## EXERCISE PROMPT
Check each line of the entries below for the string "Bervini"; copy every line where it appears.

[Extracted data entries]
★ ★ ★ ★

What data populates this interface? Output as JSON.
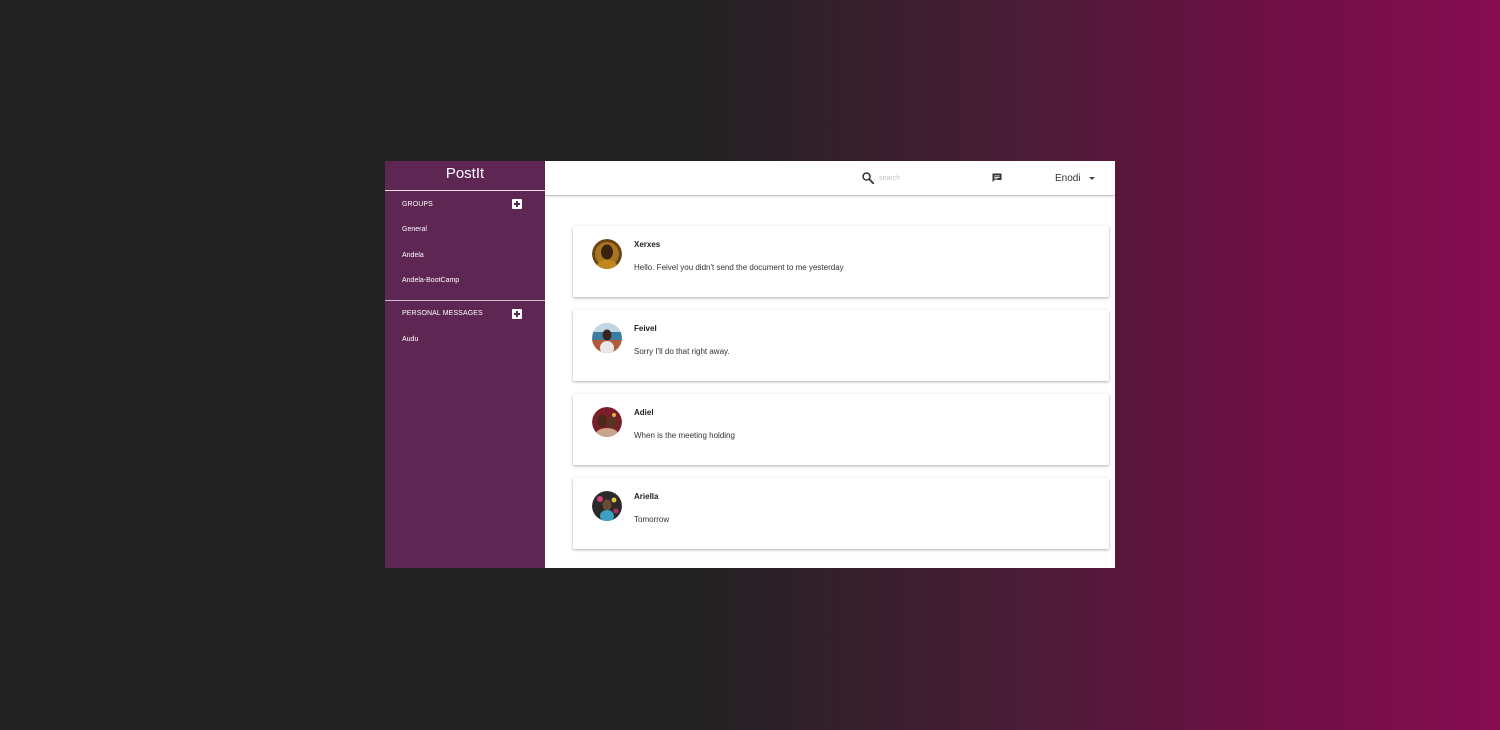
{
  "app": {
    "brand": "PostIt"
  },
  "sidebar": {
    "groups": {
      "title": "GROUPS",
      "items": [
        {
          "label": "General"
        },
        {
          "label": "Andela"
        },
        {
          "label": "Andela-BootCamp"
        }
      ]
    },
    "personal": {
      "title": "PERSONAL MESSAGES",
      "items": [
        {
          "label": "Audu"
        }
      ]
    }
  },
  "topbar": {
    "search_placeholder": "search",
    "search_value": "",
    "user_name": "Enodi",
    "icons": [
      "search-icon",
      "chat-icon",
      "caret-down-icon"
    ]
  },
  "messages": [
    {
      "sender": "Xerxes",
      "text": "Hello. Feivel you didn't send the document to me yesterday"
    },
    {
      "sender": "Feivel",
      "text": "Sorry I'll do that right away."
    },
    {
      "sender": "Adiel",
      "text": "When is the meeting holding"
    },
    {
      "sender": "Ariella",
      "text": "Tomorrow"
    }
  ],
  "colors": {
    "sidebar": "#5d2653",
    "background_left": "#222222",
    "background_right": "#860c50",
    "card": "#ffffff"
  }
}
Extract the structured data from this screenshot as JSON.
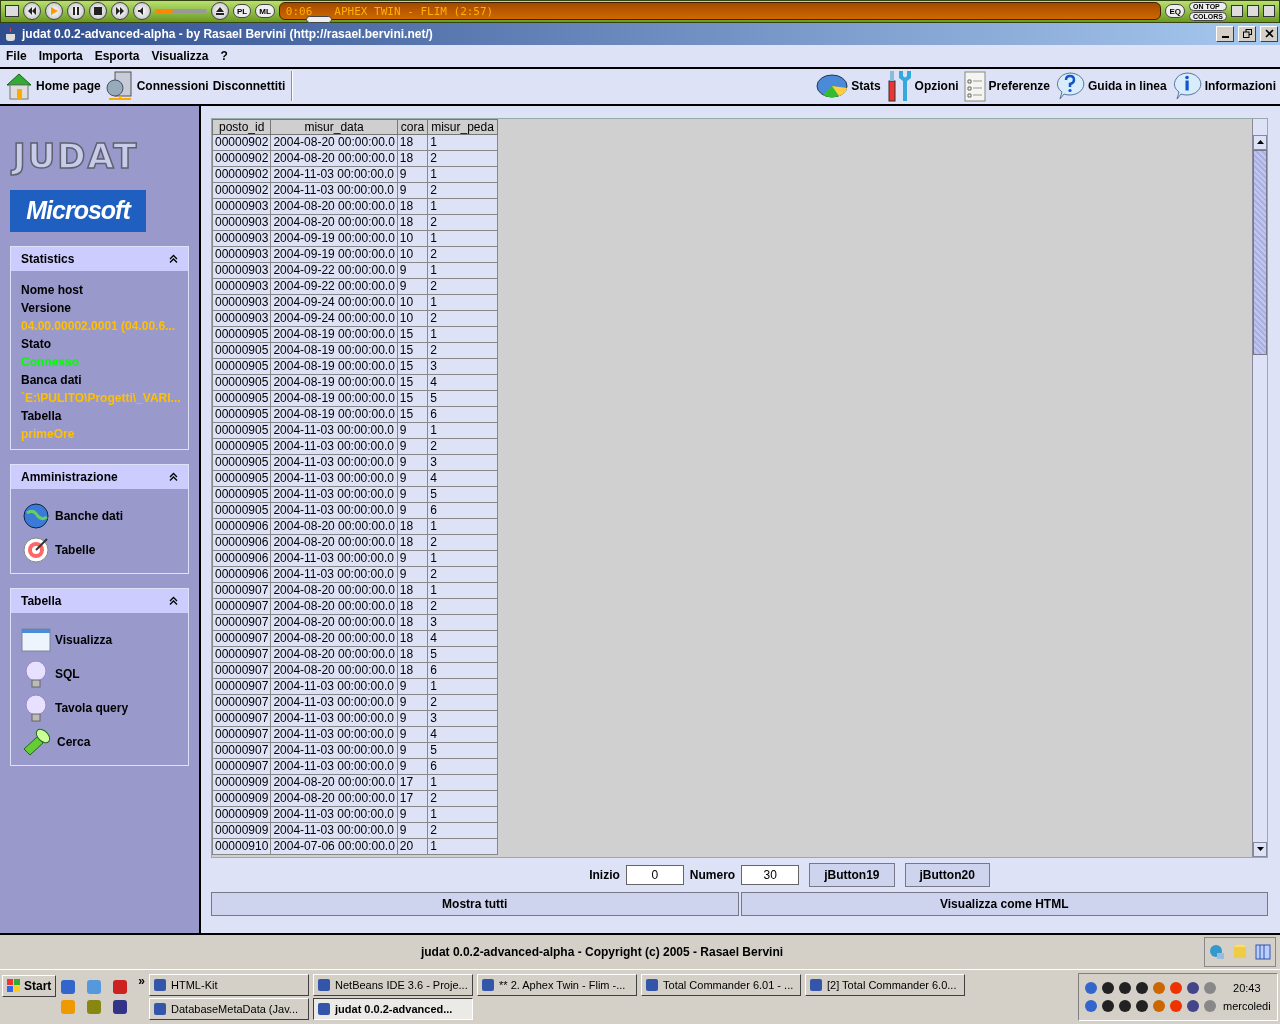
{
  "player": {
    "time": "0:06",
    "track": "APHEX TWIN - FLIM (2:57)",
    "buttons": [
      "PL",
      "ML"
    ],
    "eq": "EQ",
    "on_top": "ON TOP",
    "colors": "COLORS",
    "volume": {
      "level": 0.35
    },
    "seek": {
      "level": 0.03
    }
  },
  "window": {
    "title": "judat 0.0.2-advanced-alpha - by Rasael Bervini (http://rasael.bervini.net/)"
  },
  "menu": [
    "File",
    "Importa",
    "Esporta",
    "Visualizza",
    "?"
  ],
  "toolbar": {
    "left": [
      {
        "label": "Home page",
        "kind": "home"
      },
      {
        "label": "Connessioni",
        "kind": "server"
      },
      {
        "label": "Disconnettiti",
        "kind": "none"
      }
    ],
    "right": [
      {
        "label": "Stats",
        "kind": "chart"
      },
      {
        "label": "Opzioni",
        "kind": "tools"
      },
      {
        "label": "Preferenze",
        "kind": "notepad"
      },
      {
        "label": "Guida in linea",
        "kind": "help"
      },
      {
        "label": "Informazioni",
        "kind": "info"
      }
    ]
  },
  "sidebar": {
    "logo": "JUDAT",
    "vendor": "Microsoft",
    "panels": [
      {
        "title": "Statistics",
        "expanded": true,
        "kind": "stats",
        "fields": [
          {
            "label": "Nome host"
          },
          {
            "label": "Versione",
            "value": "04.00.00002.0001 (04.00.6...",
            "color": "#ffc000"
          },
          {
            "label": "Stato",
            "value": "Connesso",
            "color": "#00ff00"
          },
          {
            "label": "Banca dati",
            "value": "`E:\\PULITO\\Progetti\\_VARI...",
            "color": "#ffc000"
          },
          {
            "label": "Tabella",
            "value": "primeOre",
            "color": "#ffc000"
          }
        ]
      },
      {
        "title": "Amministrazione",
        "expanded": true,
        "kind": "links",
        "items": [
          {
            "label": "Banche dati",
            "kind": "globe"
          },
          {
            "label": "Tabelle",
            "kind": "target"
          }
        ]
      },
      {
        "title": "Tabella",
        "expanded": true,
        "kind": "links",
        "items": [
          {
            "label": "Visualizza",
            "kind": "window"
          },
          {
            "label": "SQL",
            "kind": "bulb"
          },
          {
            "label": "Tavola query",
            "kind": "bulb"
          },
          {
            "label": "Cerca",
            "kind": "flashlight"
          }
        ]
      }
    ]
  },
  "table": {
    "columns": [
      "posto_id",
      "misur_data",
      "cora",
      "misur_peda"
    ],
    "rows": [
      [
        "00000902",
        "2004-08-20 00:00:00.0",
        "18",
        "1"
      ],
      [
        "00000902",
        "2004-08-20 00:00:00.0",
        "18",
        "2"
      ],
      [
        "00000902",
        "2004-11-03 00:00:00.0",
        "9",
        "1"
      ],
      [
        "00000902",
        "2004-11-03 00:00:00.0",
        "9",
        "2"
      ],
      [
        "00000903",
        "2004-08-20 00:00:00.0",
        "18",
        "1"
      ],
      [
        "00000903",
        "2004-08-20 00:00:00.0",
        "18",
        "2"
      ],
      [
        "00000903",
        "2004-09-19 00:00:00.0",
        "10",
        "1"
      ],
      [
        "00000903",
        "2004-09-19 00:00:00.0",
        "10",
        "2"
      ],
      [
        "00000903",
        "2004-09-22 00:00:00.0",
        "9",
        "1"
      ],
      [
        "00000903",
        "2004-09-22 00:00:00.0",
        "9",
        "2"
      ],
      [
        "00000903",
        "2004-09-24 00:00:00.0",
        "10",
        "1"
      ],
      [
        "00000903",
        "2004-09-24 00:00:00.0",
        "10",
        "2"
      ],
      [
        "00000905",
        "2004-08-19 00:00:00.0",
        "15",
        "1"
      ],
      [
        "00000905",
        "2004-08-19 00:00:00.0",
        "15",
        "2"
      ],
      [
        "00000905",
        "2004-08-19 00:00:00.0",
        "15",
        "3"
      ],
      [
        "00000905",
        "2004-08-19 00:00:00.0",
        "15",
        "4"
      ],
      [
        "00000905",
        "2004-08-19 00:00:00.0",
        "15",
        "5"
      ],
      [
        "00000905",
        "2004-08-19 00:00:00.0",
        "15",
        "6"
      ],
      [
        "00000905",
        "2004-11-03 00:00:00.0",
        "9",
        "1"
      ],
      [
        "00000905",
        "2004-11-03 00:00:00.0",
        "9",
        "2"
      ],
      [
        "00000905",
        "2004-11-03 00:00:00.0",
        "9",
        "3"
      ],
      [
        "00000905",
        "2004-11-03 00:00:00.0",
        "9",
        "4"
      ],
      [
        "00000905",
        "2004-11-03 00:00:00.0",
        "9",
        "5"
      ],
      [
        "00000905",
        "2004-11-03 00:00:00.0",
        "9",
        "6"
      ],
      [
        "00000906",
        "2004-08-20 00:00:00.0",
        "18",
        "1"
      ],
      [
        "00000906",
        "2004-08-20 00:00:00.0",
        "18",
        "2"
      ],
      [
        "00000906",
        "2004-11-03 00:00:00.0",
        "9",
        "1"
      ],
      [
        "00000906",
        "2004-11-03 00:00:00.0",
        "9",
        "2"
      ],
      [
        "00000907",
        "2004-08-20 00:00:00.0",
        "18",
        "1"
      ],
      [
        "00000907",
        "2004-08-20 00:00:00.0",
        "18",
        "2"
      ],
      [
        "00000907",
        "2004-08-20 00:00:00.0",
        "18",
        "3"
      ],
      [
        "00000907",
        "2004-08-20 00:00:00.0",
        "18",
        "4"
      ],
      [
        "00000907",
        "2004-08-20 00:00:00.0",
        "18",
        "5"
      ],
      [
        "00000907",
        "2004-08-20 00:00:00.0",
        "18",
        "6"
      ],
      [
        "00000907",
        "2004-11-03 00:00:00.0",
        "9",
        "1"
      ],
      [
        "00000907",
        "2004-11-03 00:00:00.0",
        "9",
        "2"
      ],
      [
        "00000907",
        "2004-11-03 00:00:00.0",
        "9",
        "3"
      ],
      [
        "00000907",
        "2004-11-03 00:00:00.0",
        "9",
        "4"
      ],
      [
        "00000907",
        "2004-11-03 00:00:00.0",
        "9",
        "5"
      ],
      [
        "00000907",
        "2004-11-03 00:00:00.0",
        "9",
        "6"
      ],
      [
        "00000909",
        "2004-08-20 00:00:00.0",
        "17",
        "1"
      ],
      [
        "00000909",
        "2004-08-20 00:00:00.0",
        "17",
        "2"
      ],
      [
        "00000909",
        "2004-11-03 00:00:00.0",
        "9",
        "1"
      ],
      [
        "00000909",
        "2004-11-03 00:00:00.0",
        "9",
        "2"
      ],
      [
        "00000910",
        "2004-07-06 00:00:00.0",
        "20",
        "1"
      ]
    ]
  },
  "controls": {
    "inizio": {
      "label": "Inizio",
      "value": "0"
    },
    "numero": {
      "label": "Numero",
      "value": "30"
    },
    "buttons": [
      "jButton19",
      "jButton20"
    ]
  },
  "actions": [
    "Mostra tutti",
    "Visualizza come HTML"
  ],
  "status_bar": {
    "text": "judat 0.0.2-advanced-alpha - Copyright (c) 2005 - Rasael Bervini"
  },
  "taskbar": {
    "start": "Start",
    "more": "»",
    "task_rows": [
      [
        {
          "label": "HTML-Kit",
          "selected": false
        },
        {
          "label": "NetBeans IDE 3.6 - Proje...",
          "selected": false
        },
        {
          "label": "** 2. Aphex Twin - Flim -...",
          "selected": false
        },
        {
          "label": "Total Commander 6.01 - ...",
          "selected": false
        },
        {
          "label": "[2] Total Commander 6.0...",
          "selected": false
        }
      ],
      [
        {
          "label": "DatabaseMetaData (Jav...",
          "selected": false
        },
        {
          "label": "judat 0.0.2-advanced...",
          "selected": true
        }
      ]
    ],
    "clock": "20:43",
    "day": "mercoledi"
  }
}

★ ★ ★ ★

## TASK RESULT
    "title": "judat 0.0.2-advanced-alpha - by Rasael Bervini (http://rasael.bervini.net/)"
    "text": "judat 0.0.2-advanced-alpha - Copyright (c) 2005 - Rasael Bervini"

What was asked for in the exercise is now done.